**Task directions**
Can you repeat every one of the entries below word for word, without changing anything?

[Start of Extracted material]

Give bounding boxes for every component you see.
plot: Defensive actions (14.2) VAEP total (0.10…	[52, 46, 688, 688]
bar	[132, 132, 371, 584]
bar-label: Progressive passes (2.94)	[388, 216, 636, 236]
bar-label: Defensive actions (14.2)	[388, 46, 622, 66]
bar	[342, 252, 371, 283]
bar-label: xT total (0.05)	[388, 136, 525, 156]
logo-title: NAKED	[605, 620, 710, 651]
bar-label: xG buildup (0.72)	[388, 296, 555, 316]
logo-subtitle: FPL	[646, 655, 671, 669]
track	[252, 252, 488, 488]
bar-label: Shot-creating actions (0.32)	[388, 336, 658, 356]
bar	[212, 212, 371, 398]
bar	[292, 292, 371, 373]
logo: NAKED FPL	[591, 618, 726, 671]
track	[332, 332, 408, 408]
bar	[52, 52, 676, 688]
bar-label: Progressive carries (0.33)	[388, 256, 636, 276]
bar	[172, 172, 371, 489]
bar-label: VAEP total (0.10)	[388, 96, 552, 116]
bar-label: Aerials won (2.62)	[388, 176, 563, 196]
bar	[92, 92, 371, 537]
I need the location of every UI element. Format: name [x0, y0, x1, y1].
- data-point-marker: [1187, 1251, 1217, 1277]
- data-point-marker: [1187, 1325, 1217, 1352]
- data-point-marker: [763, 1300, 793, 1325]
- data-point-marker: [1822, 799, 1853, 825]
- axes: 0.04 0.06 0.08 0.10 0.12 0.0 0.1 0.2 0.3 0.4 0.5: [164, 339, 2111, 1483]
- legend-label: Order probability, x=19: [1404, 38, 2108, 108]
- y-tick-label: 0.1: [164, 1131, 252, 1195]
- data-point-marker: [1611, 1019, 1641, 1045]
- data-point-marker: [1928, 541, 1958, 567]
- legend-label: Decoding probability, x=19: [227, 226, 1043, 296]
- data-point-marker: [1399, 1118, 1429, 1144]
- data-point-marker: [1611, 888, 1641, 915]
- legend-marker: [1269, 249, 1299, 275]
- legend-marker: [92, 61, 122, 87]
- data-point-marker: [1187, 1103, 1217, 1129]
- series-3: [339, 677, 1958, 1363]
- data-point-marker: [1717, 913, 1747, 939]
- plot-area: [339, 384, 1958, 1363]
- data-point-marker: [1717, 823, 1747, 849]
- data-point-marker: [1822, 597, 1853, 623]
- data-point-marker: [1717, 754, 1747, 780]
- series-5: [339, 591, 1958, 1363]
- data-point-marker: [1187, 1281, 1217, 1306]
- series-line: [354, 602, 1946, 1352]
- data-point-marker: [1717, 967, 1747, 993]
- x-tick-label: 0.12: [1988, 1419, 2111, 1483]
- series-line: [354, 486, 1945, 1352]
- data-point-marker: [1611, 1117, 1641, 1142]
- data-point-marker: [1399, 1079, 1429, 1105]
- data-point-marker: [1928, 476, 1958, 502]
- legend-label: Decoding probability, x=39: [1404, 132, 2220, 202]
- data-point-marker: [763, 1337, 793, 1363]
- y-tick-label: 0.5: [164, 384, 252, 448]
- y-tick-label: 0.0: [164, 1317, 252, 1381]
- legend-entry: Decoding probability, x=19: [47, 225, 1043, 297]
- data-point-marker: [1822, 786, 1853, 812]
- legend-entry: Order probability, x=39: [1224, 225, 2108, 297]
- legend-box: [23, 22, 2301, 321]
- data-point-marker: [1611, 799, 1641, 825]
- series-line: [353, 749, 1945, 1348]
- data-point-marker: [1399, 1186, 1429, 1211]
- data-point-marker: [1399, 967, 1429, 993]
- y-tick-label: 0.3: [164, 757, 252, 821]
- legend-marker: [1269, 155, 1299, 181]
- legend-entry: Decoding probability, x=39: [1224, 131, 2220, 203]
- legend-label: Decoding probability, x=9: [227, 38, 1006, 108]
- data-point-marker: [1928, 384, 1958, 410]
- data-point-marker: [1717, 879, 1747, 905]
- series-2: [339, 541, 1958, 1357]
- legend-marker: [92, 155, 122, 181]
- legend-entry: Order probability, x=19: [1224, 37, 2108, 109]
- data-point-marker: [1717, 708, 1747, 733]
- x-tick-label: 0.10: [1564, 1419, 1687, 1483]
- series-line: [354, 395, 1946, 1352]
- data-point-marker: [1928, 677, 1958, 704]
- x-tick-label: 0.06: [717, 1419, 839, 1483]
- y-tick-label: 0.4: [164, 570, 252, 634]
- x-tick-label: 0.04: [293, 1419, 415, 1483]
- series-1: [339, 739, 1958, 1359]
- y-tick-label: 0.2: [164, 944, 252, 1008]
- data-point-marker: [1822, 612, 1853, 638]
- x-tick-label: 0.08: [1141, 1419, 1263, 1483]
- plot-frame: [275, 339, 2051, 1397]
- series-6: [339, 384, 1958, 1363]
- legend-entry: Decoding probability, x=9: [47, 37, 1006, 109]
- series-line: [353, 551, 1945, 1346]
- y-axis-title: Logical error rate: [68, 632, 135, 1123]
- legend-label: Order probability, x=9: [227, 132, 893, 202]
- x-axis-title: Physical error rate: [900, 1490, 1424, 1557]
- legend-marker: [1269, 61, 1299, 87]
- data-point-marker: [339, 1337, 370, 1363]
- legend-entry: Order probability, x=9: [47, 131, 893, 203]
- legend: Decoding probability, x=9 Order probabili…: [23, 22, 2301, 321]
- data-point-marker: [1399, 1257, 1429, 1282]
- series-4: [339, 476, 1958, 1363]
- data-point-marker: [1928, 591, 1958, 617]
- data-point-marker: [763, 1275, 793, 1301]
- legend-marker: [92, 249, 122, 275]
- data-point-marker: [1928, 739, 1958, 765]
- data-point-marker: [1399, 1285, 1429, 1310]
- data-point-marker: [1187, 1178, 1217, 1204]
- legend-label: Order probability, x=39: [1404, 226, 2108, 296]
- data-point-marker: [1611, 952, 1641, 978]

[End of Extracted material]

**Completed exercise**
Give bounding boxes for every component you see.
plot: Defensive actions (14.2) VAEP total (0.10…	[52, 46, 688, 688]
bar	[132, 132, 371, 584]
bar-label: Progressive passes (2.94)	[388, 216, 636, 236]
bar-label: Defensive actions (14.2)	[388, 46, 622, 66]
bar	[342, 252, 371, 283]
bar-label: xT total (0.05)	[388, 136, 525, 156]
logo-title: NAKED	[605, 620, 710, 651]
bar-label: xG buildup (0.72)	[388, 296, 555, 316]
logo-subtitle: FPL	[646, 655, 671, 669]
track	[252, 252, 488, 488]
bar-label: Shot-creating actions (0.32)	[388, 336, 658, 356]
bar	[212, 212, 371, 398]
bar	[292, 292, 371, 373]
logo: NAKED FPL	[591, 618, 726, 671]
track	[332, 332, 408, 408]
bar	[52, 52, 676, 688]
bar-label: Progressive carries (0.33)	[388, 256, 636, 276]
bar	[172, 172, 371, 489]
bar-label: VAEP total (0.10)	[388, 96, 552, 116]
bar-label: Aerials won (2.62)	[388, 176, 563, 196]
bar	[92, 92, 371, 537]
I need the location of every UI element. Format: name [x0, y0, x1, y1].
- data-point-marker: [1187, 1251, 1217, 1277]
- data-point-marker: [1187, 1325, 1217, 1352]
- data-point-marker: [763, 1300, 793, 1325]
- data-point-marker: [1822, 799, 1853, 825]
- axes: 0.04 0.06 0.08 0.10 0.12 0.0 0.1 0.2 0.3 0.4 0.5: [164, 339, 2111, 1483]
- legend-label: Order probability, x=19: [1404, 38, 2108, 108]
- y-tick-label: 0.1: [164, 1131, 252, 1195]
- data-point-marker: [1611, 1019, 1641, 1045]
- data-point-marker: [1928, 541, 1958, 567]
- legend-label: Decoding probability, x=19: [227, 226, 1043, 296]
- data-point-marker: [1399, 1118, 1429, 1144]
- data-point-marker: [1611, 888, 1641, 915]
- legend-marker: [1269, 249, 1299, 275]
- legend-marker: [92, 61, 122, 87]
- data-point-marker: [1187, 1103, 1217, 1129]
- series-3: [339, 677, 1958, 1363]
- data-point-marker: [1717, 913, 1747, 939]
- plot-area: [339, 384, 1958, 1363]
- data-point-marker: [1717, 823, 1747, 849]
- data-point-marker: [1822, 597, 1853, 623]
- data-point-marker: [1717, 754, 1747, 780]
- series-5: [339, 591, 1958, 1363]
- data-point-marker: [1187, 1281, 1217, 1306]
- series-line: [354, 602, 1946, 1352]
- data-point-marker: [1717, 967, 1747, 993]
- x-tick-label: 0.12: [1988, 1419, 2111, 1483]
- series-line: [354, 486, 1945, 1352]
- data-point-marker: [1611, 1117, 1641, 1142]
- data-point-marker: [1399, 1079, 1429, 1105]
- data-point-marker: [1928, 476, 1958, 502]
- legend-label: Decoding probability, x=39: [1404, 132, 2220, 202]
- data-point-marker: [763, 1337, 793, 1363]
- y-tick-label: 0.5: [164, 384, 252, 448]
- y-tick-label: 0.0: [164, 1317, 252, 1381]
- legend-entry: Decoding probability, x=19: [47, 225, 1043, 297]
- data-point-marker: [1822, 786, 1853, 812]
- legend-entry: Order probability, x=39: [1224, 225, 2108, 297]
- legend-box: [23, 22, 2301, 321]
- data-point-marker: [1611, 799, 1641, 825]
- series-line: [353, 749, 1945, 1348]
- data-point-marker: [1399, 1186, 1429, 1211]
- data-point-marker: [1399, 967, 1429, 993]
- y-tick-label: 0.3: [164, 757, 252, 821]
- legend-marker: [1269, 155, 1299, 181]
- legend-entry: Decoding probability, x=39: [1224, 131, 2220, 203]
- legend-label: Decoding probability, x=9: [227, 38, 1006, 108]
- data-point-marker: [1928, 384, 1958, 410]
- data-point-marker: [1717, 879, 1747, 905]
- series-2: [339, 541, 1958, 1357]
- legend-marker: [92, 155, 122, 181]
- legend-entry: Order probability, x=19: [1224, 37, 2108, 109]
- data-point-marker: [1717, 708, 1747, 733]
- x-tick-label: 0.10: [1564, 1419, 1687, 1483]
- series-line: [354, 395, 1946, 1352]
- data-point-marker: [1928, 677, 1958, 704]
- x-tick-label: 0.06: [717, 1419, 839, 1483]
- y-tick-label: 0.4: [164, 570, 252, 634]
- x-tick-label: 0.04: [293, 1419, 415, 1483]
- series-1: [339, 739, 1958, 1359]
- y-tick-label: 0.2: [164, 944, 252, 1008]
- data-point-marker: [1822, 612, 1853, 638]
- x-tick-label: 0.08: [1141, 1419, 1263, 1483]
- plot-frame: [275, 339, 2051, 1397]
- series-6: [339, 384, 1958, 1363]
- legend-entry: Decoding probability, x=9: [47, 37, 1006, 109]
- series-line: [353, 551, 1945, 1346]
- y-axis-title: Logical error rate: [68, 632, 135, 1123]
- legend-label: Order probability, x=9: [227, 132, 893, 202]
- x-axis-title: Physical error rate: [900, 1490, 1424, 1557]
- legend-marker: [1269, 61, 1299, 87]
- data-point-marker: [339, 1337, 370, 1363]
- legend-entry: Order probability, x=9: [47, 131, 893, 203]
- legend: Decoding probability, x=9 Order probabili…: [23, 22, 2301, 321]
- data-point-marker: [1399, 1257, 1429, 1282]
- series-4: [339, 476, 1958, 1363]
- data-point-marker: [1928, 591, 1958, 617]
- data-point-marker: [763, 1275, 793, 1301]
- legend-marker: [92, 249, 122, 275]
- data-point-marker: [1928, 739, 1958, 765]
- data-point-marker: [1399, 1285, 1429, 1310]
- data-point-marker: [1187, 1178, 1217, 1204]
- legend-label: Order probability, x=39: [1404, 226, 2108, 296]
- data-point-marker: [1611, 952, 1641, 978]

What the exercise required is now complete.